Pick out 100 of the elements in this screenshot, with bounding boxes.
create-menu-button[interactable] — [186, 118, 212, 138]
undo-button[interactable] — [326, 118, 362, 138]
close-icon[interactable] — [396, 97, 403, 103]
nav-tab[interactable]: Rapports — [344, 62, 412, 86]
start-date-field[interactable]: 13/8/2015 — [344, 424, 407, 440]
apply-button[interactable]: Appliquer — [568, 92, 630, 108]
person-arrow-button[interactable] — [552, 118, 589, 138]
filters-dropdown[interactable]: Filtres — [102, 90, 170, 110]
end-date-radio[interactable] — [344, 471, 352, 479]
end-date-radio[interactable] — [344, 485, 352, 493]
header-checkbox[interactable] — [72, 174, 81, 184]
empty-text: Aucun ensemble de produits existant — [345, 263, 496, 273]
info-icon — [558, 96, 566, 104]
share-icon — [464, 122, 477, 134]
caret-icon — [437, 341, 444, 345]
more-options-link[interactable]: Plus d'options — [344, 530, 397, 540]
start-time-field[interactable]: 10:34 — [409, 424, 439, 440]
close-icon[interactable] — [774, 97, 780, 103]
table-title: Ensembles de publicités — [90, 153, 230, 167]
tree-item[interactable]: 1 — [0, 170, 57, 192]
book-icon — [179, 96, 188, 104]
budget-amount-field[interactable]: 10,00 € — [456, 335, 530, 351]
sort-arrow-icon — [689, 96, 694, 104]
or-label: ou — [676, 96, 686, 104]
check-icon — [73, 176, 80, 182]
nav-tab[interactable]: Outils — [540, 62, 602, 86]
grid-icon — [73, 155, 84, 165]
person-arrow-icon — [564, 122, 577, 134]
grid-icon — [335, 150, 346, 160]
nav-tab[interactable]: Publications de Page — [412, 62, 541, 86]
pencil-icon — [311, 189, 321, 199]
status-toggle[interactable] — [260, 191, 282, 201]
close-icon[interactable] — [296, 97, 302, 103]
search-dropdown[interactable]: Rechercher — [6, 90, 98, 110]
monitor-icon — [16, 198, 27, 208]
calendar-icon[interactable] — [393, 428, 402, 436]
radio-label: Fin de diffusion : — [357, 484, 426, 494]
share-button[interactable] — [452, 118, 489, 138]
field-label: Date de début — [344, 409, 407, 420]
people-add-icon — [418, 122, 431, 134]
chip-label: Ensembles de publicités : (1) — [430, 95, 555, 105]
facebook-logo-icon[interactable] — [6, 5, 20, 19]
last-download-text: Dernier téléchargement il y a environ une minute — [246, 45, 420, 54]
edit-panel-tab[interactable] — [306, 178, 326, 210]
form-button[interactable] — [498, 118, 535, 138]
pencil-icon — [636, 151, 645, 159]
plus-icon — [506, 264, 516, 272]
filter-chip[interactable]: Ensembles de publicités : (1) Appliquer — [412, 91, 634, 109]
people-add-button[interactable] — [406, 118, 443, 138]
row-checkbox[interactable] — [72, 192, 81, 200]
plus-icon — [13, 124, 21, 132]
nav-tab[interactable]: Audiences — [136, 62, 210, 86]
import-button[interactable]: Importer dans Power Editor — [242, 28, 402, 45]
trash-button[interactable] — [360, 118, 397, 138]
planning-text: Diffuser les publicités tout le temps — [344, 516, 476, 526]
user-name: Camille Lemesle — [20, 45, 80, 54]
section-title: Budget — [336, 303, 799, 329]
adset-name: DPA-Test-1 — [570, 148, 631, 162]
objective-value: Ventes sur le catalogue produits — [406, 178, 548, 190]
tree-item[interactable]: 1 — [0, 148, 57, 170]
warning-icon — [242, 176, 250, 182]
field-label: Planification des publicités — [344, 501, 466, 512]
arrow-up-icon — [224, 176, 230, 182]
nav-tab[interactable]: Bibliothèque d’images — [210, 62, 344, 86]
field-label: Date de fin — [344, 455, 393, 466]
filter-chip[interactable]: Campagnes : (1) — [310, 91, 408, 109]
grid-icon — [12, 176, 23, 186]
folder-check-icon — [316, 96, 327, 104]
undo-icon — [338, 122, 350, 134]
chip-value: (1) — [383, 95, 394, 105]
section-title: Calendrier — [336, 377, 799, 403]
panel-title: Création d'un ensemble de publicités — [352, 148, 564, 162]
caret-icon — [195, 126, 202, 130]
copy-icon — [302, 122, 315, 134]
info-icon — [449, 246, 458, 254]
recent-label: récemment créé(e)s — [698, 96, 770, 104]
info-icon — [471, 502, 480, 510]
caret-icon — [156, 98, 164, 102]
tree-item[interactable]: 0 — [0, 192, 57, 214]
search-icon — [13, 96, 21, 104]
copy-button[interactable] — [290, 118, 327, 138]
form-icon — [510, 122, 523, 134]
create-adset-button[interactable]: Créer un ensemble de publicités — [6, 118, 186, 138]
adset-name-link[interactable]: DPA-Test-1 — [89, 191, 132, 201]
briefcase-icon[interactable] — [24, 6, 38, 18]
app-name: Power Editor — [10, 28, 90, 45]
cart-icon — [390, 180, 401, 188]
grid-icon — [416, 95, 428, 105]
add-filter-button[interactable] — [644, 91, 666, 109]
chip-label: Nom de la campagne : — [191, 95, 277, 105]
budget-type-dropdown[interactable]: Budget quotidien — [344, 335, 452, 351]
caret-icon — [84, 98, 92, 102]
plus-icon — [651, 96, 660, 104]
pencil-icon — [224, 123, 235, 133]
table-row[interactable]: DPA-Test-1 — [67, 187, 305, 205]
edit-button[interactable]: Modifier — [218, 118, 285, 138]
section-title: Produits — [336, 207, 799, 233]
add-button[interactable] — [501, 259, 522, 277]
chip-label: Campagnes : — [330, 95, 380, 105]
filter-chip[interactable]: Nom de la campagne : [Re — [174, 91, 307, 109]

::::::

> [Your goal]:
Reproduce each of these records line for line, with no changes.

> [Reply to the task]:
Pick out 100 of the elements in this screenshot, with bounding boxes.
create-menu-button[interactable] — [186, 118, 212, 138]
undo-button[interactable] — [326, 118, 362, 138]
close-icon[interactable] — [396, 97, 403, 103]
nav-tab[interactable]: Rapports — [344, 62, 412, 86]
start-date-field[interactable]: 13/8/2015 — [344, 424, 407, 440]
apply-button[interactable]: Appliquer — [568, 92, 630, 108]
person-arrow-button[interactable] — [552, 118, 589, 138]
filters-dropdown[interactable]: Filtres — [102, 90, 170, 110]
end-date-radio[interactable] — [344, 471, 352, 479]
end-date-radio[interactable] — [344, 485, 352, 493]
header-checkbox[interactable] — [72, 174, 81, 184]
empty-text: Aucun ensemble de produits existant — [345, 263, 496, 273]
info-icon — [558, 96, 566, 104]
share-icon — [464, 122, 477, 134]
caret-icon — [437, 341, 444, 345]
more-options-link[interactable]: Plus d'options — [344, 530, 397, 540]
start-time-field[interactable]: 10:34 — [409, 424, 439, 440]
close-icon[interactable] — [774, 97, 780, 103]
table-title: Ensembles de publicités — [90, 153, 230, 167]
tree-item[interactable]: 1 — [0, 170, 57, 192]
book-icon — [179, 96, 188, 104]
budget-amount-field[interactable]: 10,00 € — [456, 335, 530, 351]
sort-arrow-icon — [689, 96, 694, 104]
or-label: ou — [676, 96, 686, 104]
check-icon — [73, 176, 80, 182]
nav-tab[interactable]: Outils — [540, 62, 602, 86]
grid-icon — [73, 155, 84, 165]
person-arrow-icon — [564, 122, 577, 134]
grid-icon — [335, 150, 346, 160]
nav-tab[interactable]: Publications de Page — [412, 62, 541, 86]
pencil-icon — [311, 189, 321, 199]
status-toggle[interactable] — [260, 191, 282, 201]
close-icon[interactable] — [296, 97, 302, 103]
search-dropdown[interactable]: Rechercher — [6, 90, 98, 110]
monitor-icon — [16, 198, 27, 208]
calendar-icon[interactable] — [393, 428, 402, 436]
radio-label: Fin de diffusion : — [357, 484, 426, 494]
share-button[interactable] — [452, 118, 489, 138]
field-label: Date de début — [344, 409, 407, 420]
people-add-icon — [418, 122, 431, 134]
chip-label: Ensembles de publicités : (1) — [430, 95, 555, 105]
facebook-logo-icon[interactable] — [6, 5, 20, 19]
last-download-text: Dernier téléchargement il y a environ une minute — [246, 45, 420, 54]
edit-panel-tab[interactable] — [306, 178, 326, 210]
form-button[interactable] — [498, 118, 535, 138]
pencil-icon — [636, 151, 645, 159]
plus-icon — [506, 264, 516, 272]
filter-chip[interactable]: Ensembles de publicités : (1) Appliquer — [412, 91, 634, 109]
people-add-button[interactable] — [406, 118, 443, 138]
row-checkbox[interactable] — [72, 192, 81, 200]
plus-icon — [13, 124, 21, 132]
nav-tab[interactable]: Audiences — [136, 62, 210, 86]
import-button[interactable]: Importer dans Power Editor — [242, 28, 402, 45]
trash-button[interactable] — [360, 118, 397, 138]
planning-text: Diffuser les publicités tout le temps — [344, 516, 476, 526]
user-name: Camille Lemesle — [20, 45, 80, 54]
section-title: Budget — [336, 303, 799, 329]
adset-name: DPA-Test-1 — [570, 148, 631, 162]
objective-value: Ventes sur le catalogue produits — [406, 178, 548, 190]
tree-item[interactable]: 1 — [0, 148, 57, 170]
warning-icon — [242, 176, 250, 182]
field-label: Planification des publicités — [344, 501, 466, 512]
arrow-up-icon — [224, 176, 230, 182]
nav-tab[interactable]: Bibliothèque d’images — [210, 62, 344, 86]
field-label: Date de fin — [344, 455, 393, 466]
filter-chip[interactable]: Campagnes : (1) — [310, 91, 408, 109]
grid-icon — [12, 176, 23, 186]
folder-check-icon — [316, 96, 327, 104]
undo-icon — [338, 122, 350, 134]
chip-value: (1) — [383, 95, 394, 105]
section-title: Calendrier — [336, 377, 799, 403]
panel-title: Création d'un ensemble de publicités — [352, 148, 564, 162]
caret-icon — [195, 126, 202, 130]
copy-icon — [302, 122, 315, 134]
info-icon — [449, 246, 458, 254]
recent-label: récemment créé(e)s — [698, 96, 770, 104]
info-icon — [471, 502, 480, 510]
caret-icon — [156, 98, 164, 102]
tree-item[interactable]: 0 — [0, 192, 57, 214]
search-icon — [13, 96, 21, 104]
copy-button[interactable] — [290, 118, 327, 138]
form-icon — [510, 122, 523, 134]
create-adset-button[interactable]: Créer un ensemble de publicités — [6, 118, 186, 138]
adset-name-link[interactable]: DPA-Test-1 — [89, 191, 132, 201]
briefcase-icon[interactable] — [24, 6, 38, 18]
app-name: Power Editor — [10, 28, 90, 45]
cart-icon — [390, 180, 401, 188]
grid-icon — [416, 95, 428, 105]
add-filter-button[interactable] — [644, 91, 666, 109]
chip-label: Nom de la campagne : — [191, 95, 277, 105]
budget-type-dropdown[interactable]: Budget quotidien — [344, 335, 452, 351]
caret-icon — [84, 98, 92, 102]
plus-icon — [651, 96, 660, 104]
pencil-icon — [224, 123, 235, 133]
table-row[interactable]: DPA-Test-1 — [67, 187, 305, 205]
edit-button[interactable]: Modifier — [218, 118, 285, 138]
section-title: Produits — [336, 207, 799, 233]
add-button[interactable] — [501, 259, 522, 277]
chip-label: Campagnes : — [330, 95, 380, 105]
filter-chip[interactable]: Nom de la campagne : [Re — [174, 91, 307, 109]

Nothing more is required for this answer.